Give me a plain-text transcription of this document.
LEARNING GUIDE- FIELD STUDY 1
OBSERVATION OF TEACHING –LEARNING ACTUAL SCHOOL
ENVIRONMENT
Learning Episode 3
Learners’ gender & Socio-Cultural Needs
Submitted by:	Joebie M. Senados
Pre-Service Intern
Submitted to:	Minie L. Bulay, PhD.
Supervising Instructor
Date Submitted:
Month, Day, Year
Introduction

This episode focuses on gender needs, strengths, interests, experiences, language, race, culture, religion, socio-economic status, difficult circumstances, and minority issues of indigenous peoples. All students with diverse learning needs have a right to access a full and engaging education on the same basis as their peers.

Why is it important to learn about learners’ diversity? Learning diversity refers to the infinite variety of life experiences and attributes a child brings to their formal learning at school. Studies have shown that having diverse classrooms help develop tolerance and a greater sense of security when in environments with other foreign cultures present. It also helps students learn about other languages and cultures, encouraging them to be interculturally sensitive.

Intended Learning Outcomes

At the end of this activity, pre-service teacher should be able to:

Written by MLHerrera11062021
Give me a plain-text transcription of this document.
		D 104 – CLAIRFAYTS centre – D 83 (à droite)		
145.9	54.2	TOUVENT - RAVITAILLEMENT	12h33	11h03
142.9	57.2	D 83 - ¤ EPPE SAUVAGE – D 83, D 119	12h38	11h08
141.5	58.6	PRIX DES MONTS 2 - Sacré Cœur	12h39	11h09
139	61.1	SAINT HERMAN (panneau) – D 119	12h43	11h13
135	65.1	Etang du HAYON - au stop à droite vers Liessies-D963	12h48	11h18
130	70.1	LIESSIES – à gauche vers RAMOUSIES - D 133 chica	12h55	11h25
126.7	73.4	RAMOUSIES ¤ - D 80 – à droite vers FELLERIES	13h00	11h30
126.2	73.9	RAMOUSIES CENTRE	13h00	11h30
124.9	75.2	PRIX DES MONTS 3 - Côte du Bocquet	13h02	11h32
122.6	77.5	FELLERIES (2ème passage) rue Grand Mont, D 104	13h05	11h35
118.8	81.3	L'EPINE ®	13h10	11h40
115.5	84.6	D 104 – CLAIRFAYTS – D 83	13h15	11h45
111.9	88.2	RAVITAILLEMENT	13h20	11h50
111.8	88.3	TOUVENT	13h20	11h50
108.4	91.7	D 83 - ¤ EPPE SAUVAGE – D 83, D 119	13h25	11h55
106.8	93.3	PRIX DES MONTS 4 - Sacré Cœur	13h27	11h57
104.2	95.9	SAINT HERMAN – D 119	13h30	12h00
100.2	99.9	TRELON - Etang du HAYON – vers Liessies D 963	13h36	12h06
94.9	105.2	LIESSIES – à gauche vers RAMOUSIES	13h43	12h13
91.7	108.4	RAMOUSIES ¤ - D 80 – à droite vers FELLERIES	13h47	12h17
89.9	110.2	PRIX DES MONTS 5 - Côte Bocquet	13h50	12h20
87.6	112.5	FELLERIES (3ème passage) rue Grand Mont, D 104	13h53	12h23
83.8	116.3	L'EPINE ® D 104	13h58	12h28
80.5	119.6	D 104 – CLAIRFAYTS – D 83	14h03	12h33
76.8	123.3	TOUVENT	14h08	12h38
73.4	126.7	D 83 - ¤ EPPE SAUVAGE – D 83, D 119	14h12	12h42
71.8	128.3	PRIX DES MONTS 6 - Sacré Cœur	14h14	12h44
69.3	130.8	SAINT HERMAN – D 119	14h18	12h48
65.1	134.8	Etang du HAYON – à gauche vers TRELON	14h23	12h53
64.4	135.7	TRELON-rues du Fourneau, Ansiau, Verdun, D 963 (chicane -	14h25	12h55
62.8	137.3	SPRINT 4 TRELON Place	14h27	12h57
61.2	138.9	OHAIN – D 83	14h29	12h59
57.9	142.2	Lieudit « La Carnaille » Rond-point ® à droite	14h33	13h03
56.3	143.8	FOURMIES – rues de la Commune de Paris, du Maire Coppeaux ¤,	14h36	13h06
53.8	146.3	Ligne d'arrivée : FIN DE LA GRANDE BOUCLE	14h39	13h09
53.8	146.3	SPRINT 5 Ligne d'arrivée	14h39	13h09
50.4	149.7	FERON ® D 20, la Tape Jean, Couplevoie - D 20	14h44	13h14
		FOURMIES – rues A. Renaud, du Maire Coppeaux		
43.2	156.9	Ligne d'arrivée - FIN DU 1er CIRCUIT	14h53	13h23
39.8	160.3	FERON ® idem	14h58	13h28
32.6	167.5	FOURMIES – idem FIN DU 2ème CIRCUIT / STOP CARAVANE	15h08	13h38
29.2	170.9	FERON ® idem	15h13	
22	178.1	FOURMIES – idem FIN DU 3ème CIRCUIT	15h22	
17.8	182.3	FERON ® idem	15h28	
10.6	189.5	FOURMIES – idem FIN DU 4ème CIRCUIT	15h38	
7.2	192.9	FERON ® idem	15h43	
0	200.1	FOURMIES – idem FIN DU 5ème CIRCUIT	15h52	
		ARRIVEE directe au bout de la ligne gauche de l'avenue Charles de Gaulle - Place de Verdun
★ ★ ★
Print all of the entries exactly as they are written.

● **Solution to this task**
Give me a plain-text transcription of this document.
LEARNING GUIDE- FIELD STUDY 1
OBSERVATION OF TEACHING –LEARNING ACTUAL SCHOOL
ENVIRONMENT
Learning Episode 3
Learners’ gender & Socio-Cultural Needs
Submitted by:	Joebie M. Senados
Pre-Service Intern
Submitted to:	Minie L. Bulay, PhD.
Supervising Instructor
Date Submitted:
Month, Day, Year
Introduction

This episode focuses on gender needs, strengths, interests, experiences, language, race, culture, religion, socio-economic status, difficult circumstances, and minority issues of indigenous peoples. All students with diverse learning needs have a right to access a full and engaging education on the same basis as their peers.

Why is it important to learn about learners’ diversity? Learning diversity refers to the infinite variety of life experiences and attributes a child brings to their formal learning at school. Studies have shown that having diverse classrooms help develop tolerance and a greater sense of security when in environments with other foreign cultures present. It also helps students learn about other languages and cultures, encouraging them to be interculturally sensitive.

Intended Learning Outcomes

At the end of this activity, pre-service teacher should be able to:

Written by MLHerrera11062021
Give me a plain-text transcription of this document.
		D 104 – CLAIRFAYTS centre – D 83 (à droite)		
145.9	54.2	TOUVENT - RAVITAILLEMENT	12h33	11h03
142.9	57.2	D 83 - ¤ EPPE SAUVAGE – D 83, D 119	12h38	11h08
141.5	58.6	PRIX DES MONTS 2 - Sacré Cœur	12h39	11h09
139	61.1	SAINT HERMAN (panneau) – D 119	12h43	11h13
135	65.1	Etang du HAYON - au stop à droite vers Liessies-D963	12h48	11h18
130	70.1	LIESSIES – à gauche vers RAMOUSIES - D 133 chica	12h55	11h25
126.7	73.4	RAMOUSIES ¤ - D 80 – à droite vers FELLERIES	13h00	11h30
126.2	73.9	RAMOUSIES CENTRE	13h00	11h30
124.9	75.2	PRIX DES MONTS 3 - Côte du Bocquet	13h02	11h32
122.6	77.5	FELLERIES (2ème passage) rue Grand Mont, D 104	13h05	11h35
118.8	81.3	L'EPINE ®	13h10	11h40
115.5	84.6	D 104 – CLAIRFAYTS – D 83	13h15	11h45
111.9	88.2	RAVITAILLEMENT	13h20	11h50
111.8	88.3	TOUVENT	13h20	11h50
108.4	91.7	D 83 - ¤ EPPE SAUVAGE – D 83, D 119	13h25	11h55
106.8	93.3	PRIX DES MONTS 4 - Sacré Cœur	13h27	11h57
104.2	95.9	SAINT HERMAN – D 119	13h30	12h00
100.2	99.9	TRELON - Etang du HAYON – vers Liessies D 963	13h36	12h06
94.9	105.2	LIESSIES – à gauche vers RAMOUSIES	13h43	12h13
91.7	108.4	RAMOUSIES ¤ - D 80 – à droite vers FELLERIES	13h47	12h17
89.9	110.2	PRIX DES MONTS 5 - Côte Bocquet	13h50	12h20
87.6	112.5	FELLERIES (3ème passage) rue Grand Mont, D 104	13h53	12h23
83.8	116.3	L'EPINE ® D 104	13h58	12h28
80.5	119.6	D 104 – CLAIRFAYTS – D 83	14h03	12h33
76.8	123.3	TOUVENT	14h08	12h38
73.4	126.7	D 83 - ¤ EPPE SAUVAGE – D 83, D 119	14h12	12h42
71.8	128.3	PRIX DES MONTS 6 - Sacré Cœur	14h14	12h44
69.3	130.8	SAINT HERMAN – D 119	14h18	12h48
65.1	134.8	Etang du HAYON – à gauche vers TRELON	14h23	12h53
64.4	135.7	TRELON-rues du Fourneau, Ansiau, Verdun, D 963 (chicane -	14h25	12h55
62.8	137.3	SPRINT 4 TRELON Place	14h27	12h57
61.2	138.9	OHAIN – D 83	14h29	12h59
57.9	142.2	Lieudit « La Carnaille » Rond-point ® à droite	14h33	13h03
56.3	143.8	FOURMIES – rues de la Commune de Paris, du Maire Coppeaux ¤,	14h36	13h06
53.8	146.3	Ligne d'arrivée : FIN DE LA GRANDE BOUCLE	14h39	13h09
53.8	146.3	SPRINT 5 Ligne d'arrivée	14h39	13h09
50.4	149.7	FERON ® D 20, la Tape Jean, Couplevoie - D 20	14h44	13h14
		FOURMIES – rues A. Renaud, du Maire Coppeaux		
43.2	156.9	Ligne d'arrivée - FIN DU 1er CIRCUIT	14h53	13h23
39.8	160.3	FERON ® idem	14h58	13h28
32.6	167.5	FOURMIES – idem FIN DU 2ème CIRCUIT / STOP CARAVANE	15h08	13h38
29.2	170.9	FERON ® idem	15h13	
22	178.1	FOURMIES – idem FIN DU 3ème CIRCUIT	15h22	
17.8	182.3	FERON ® idem	15h28	
10.6	189.5	FOURMIES – idem FIN DU 4ème CIRCUIT	15h38	
7.2	192.9	FERON ® idem	15h43	
0	200.1	FOURMIES – idem FIN DU 5ème CIRCUIT	15h52	
		ARRIVEE directe au bout de la ligne gauche de l'avenue Charles de Gaulle - Place de Verdun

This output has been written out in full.